Write out all lines holding the word "JSON".

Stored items
================

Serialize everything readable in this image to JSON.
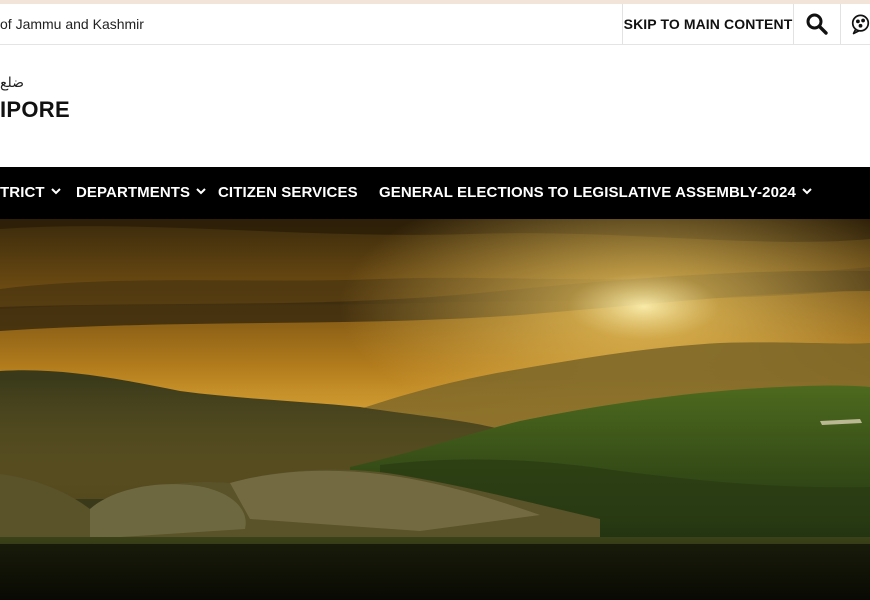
{
  "topbar": {
    "gov_text": "of Jammu and Kashmir",
    "skip_label": "SKIP TO MAIN CONTENT",
    "search_icon": "search-icon",
    "social_icon": "social-share-icon"
  },
  "brand": {
    "urdu_text": "ضلع",
    "district_name": "IPORE"
  },
  "nav": {
    "items": [
      {
        "label": "TRICT",
        "has_dropdown": true
      },
      {
        "label": "DEPARTMENTS",
        "has_dropdown": true
      },
      {
        "label": "CITIZEN SERVICES",
        "has_dropdown": false
      },
      {
        "label": "GENERAL ELECTIONS TO LEGISLATIVE ASSEMBLY-2024",
        "has_dropdown": true
      }
    ]
  },
  "hero": {
    "description_icon": "landscape-banner-image"
  },
  "colors": {
    "nav_bg": "#000000",
    "topbar_accent": "#f2e4d8",
    "text": "#111111"
  }
}
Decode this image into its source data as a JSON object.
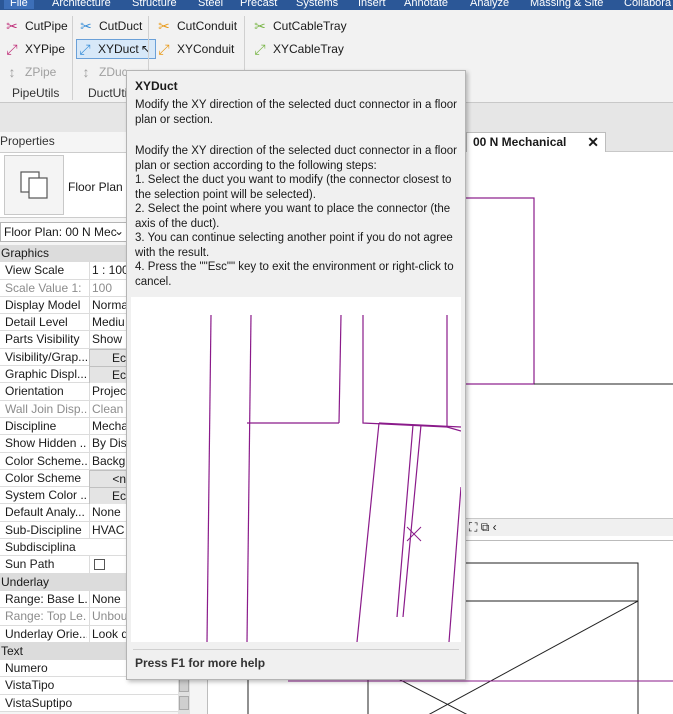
{
  "menu": {
    "tabs": [
      "File",
      "Architecture",
      "Structure",
      "Steel",
      "Precast",
      "Systems",
      "Insert",
      "Annotate",
      "Analyze",
      "Massing & Site",
      "Collabora"
    ]
  },
  "ribbon": {
    "pipe_utils": {
      "cut": "CutPipe",
      "xy": "XYPipe",
      "z": "ZPipe",
      "group": "PipeUtils"
    },
    "duct_utils": {
      "cut": "CutDuct",
      "xy": "XYDuct",
      "z": "ZDuc",
      "group": "DuctUtils"
    },
    "conduit": {
      "cut": "CutConduit",
      "xy": "XYConduit"
    },
    "cabletray": {
      "cut": "CutCableTray",
      "xy": "XYCableTray"
    }
  },
  "properties": {
    "title": "Properties",
    "type_label": "Floor Plan",
    "selector": "Floor Plan: 00 N Mec",
    "rows": [
      {
        "kind": "section",
        "k": "Graphics"
      },
      {
        "kind": "row",
        "k": "View Scale",
        "v": "1 : 100"
      },
      {
        "kind": "dim",
        "k": "Scale Value    1:",
        "v": "100"
      },
      {
        "kind": "row",
        "k": "Display Model",
        "v": "Norma"
      },
      {
        "kind": "row",
        "k": "Detail Level",
        "v": "Mediu"
      },
      {
        "kind": "row",
        "k": "Parts Visibility",
        "v": "Show C"
      },
      {
        "kind": "btn",
        "k": "Visibility/Grap...",
        "v": "Ec"
      },
      {
        "kind": "btn",
        "k": "Graphic Displ...",
        "v": "Ec"
      },
      {
        "kind": "row",
        "k": "Orientation",
        "v": "Project"
      },
      {
        "kind": "dim",
        "k": "Wall Join Disp...",
        "v": "Clean a"
      },
      {
        "kind": "row",
        "k": "Discipline",
        "v": "Mechan"
      },
      {
        "kind": "row",
        "k": "Show Hidden ...",
        "v": "By Disc"
      },
      {
        "kind": "row",
        "k": "Color Scheme...",
        "v": "Backgr"
      },
      {
        "kind": "btn",
        "k": "Color Scheme",
        "v": "<n"
      },
      {
        "kind": "btn",
        "k": "System Color ...",
        "v": "Ec"
      },
      {
        "kind": "row",
        "k": "Default Analy...",
        "v": "None"
      },
      {
        "kind": "row",
        "k": "Sub-Discipline",
        "v": "HVAC"
      },
      {
        "kind": "row",
        "k": "Subdisciplina",
        "v": ""
      },
      {
        "kind": "check",
        "k": "Sun Path",
        "v": ""
      },
      {
        "kind": "section",
        "k": "Underlay"
      },
      {
        "kind": "row",
        "k": "Range: Base L...",
        "v": "None"
      },
      {
        "kind": "dim",
        "k": "Range: Top Le...",
        "v": "Unbou"
      },
      {
        "kind": "row",
        "k": "Underlay Orie...",
        "v": "Look do"
      },
      {
        "kind": "section",
        "k": "Text"
      },
      {
        "kind": "row",
        "k": "Numero",
        "v": ""
      },
      {
        "kind": "row",
        "k": "VistaTipo",
        "v": ""
      },
      {
        "kind": "row",
        "k": "VistaSuptipo",
        "v": ""
      }
    ]
  },
  "view": {
    "tab_label": "00 N Mechanical",
    "close_glyph": "✕"
  },
  "tooltip": {
    "title": "XYDuct",
    "short": "Modify the XY direction of the selected duct connector in a floor plan or section.",
    "body": [
      "Modify the XY direction of the selected duct connector in a floor plan or section according to the following steps:",
      "1. Select the duct you want to modify (the connector closest to the selection point will be selected).",
      "2. Select the point where you want to place the connector (the axis of the duct).",
      "3. You can continue selecting another point if you do not agree with the result.",
      "4. Press the \"\"Esc\"\" key to exit the environment or right-click to cancel."
    ],
    "footer": "Press F1 for more help"
  },
  "colors": {
    "accent": "#2b5797",
    "duct_line": "#8a1a8a",
    "pipe_icon": "#c0307a",
    "duct_icon": "#3a8fd8",
    "conduit_icon": "#e89a1a",
    "cabletray_icon": "#7ab648"
  }
}
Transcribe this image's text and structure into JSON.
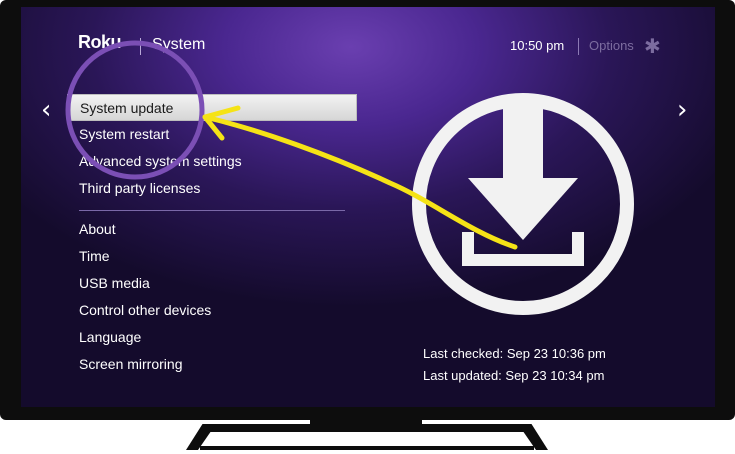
{
  "header": {
    "brand": "Roku",
    "title": "System",
    "clock": "10:50  pm",
    "options_label": "Options",
    "options_icon": "asterisk-icon"
  },
  "menu": {
    "group1": [
      "System update",
      "System restart",
      "Advanced system settings",
      "Third party licenses"
    ],
    "group2": [
      "About",
      "Time",
      "USB media",
      "Control other devices",
      "Language",
      "Screen mirroring"
    ],
    "selected": "System update"
  },
  "status": {
    "last_checked": "Last checked: Sep 23  10:36 pm",
    "last_updated": "Last updated: Sep 23  10:34 pm"
  },
  "icons": {
    "nav_left": "chevron-left-icon",
    "nav_right": "chevron-right-icon",
    "update": "download-circle-icon"
  },
  "colors": {
    "screen_center": "#6a3fb0",
    "screen_edge": "#140b2c",
    "annotation_circle": "#7b4fb5",
    "annotation_arrow": "#f5e316",
    "tv_frame": "#0d0d0d"
  }
}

================

**Answer for this exercise:**
Serialize everything readable in this image to JSON.
Decode this image into its source data as a JSON object.
Transcribe this image's text and structure into JSON.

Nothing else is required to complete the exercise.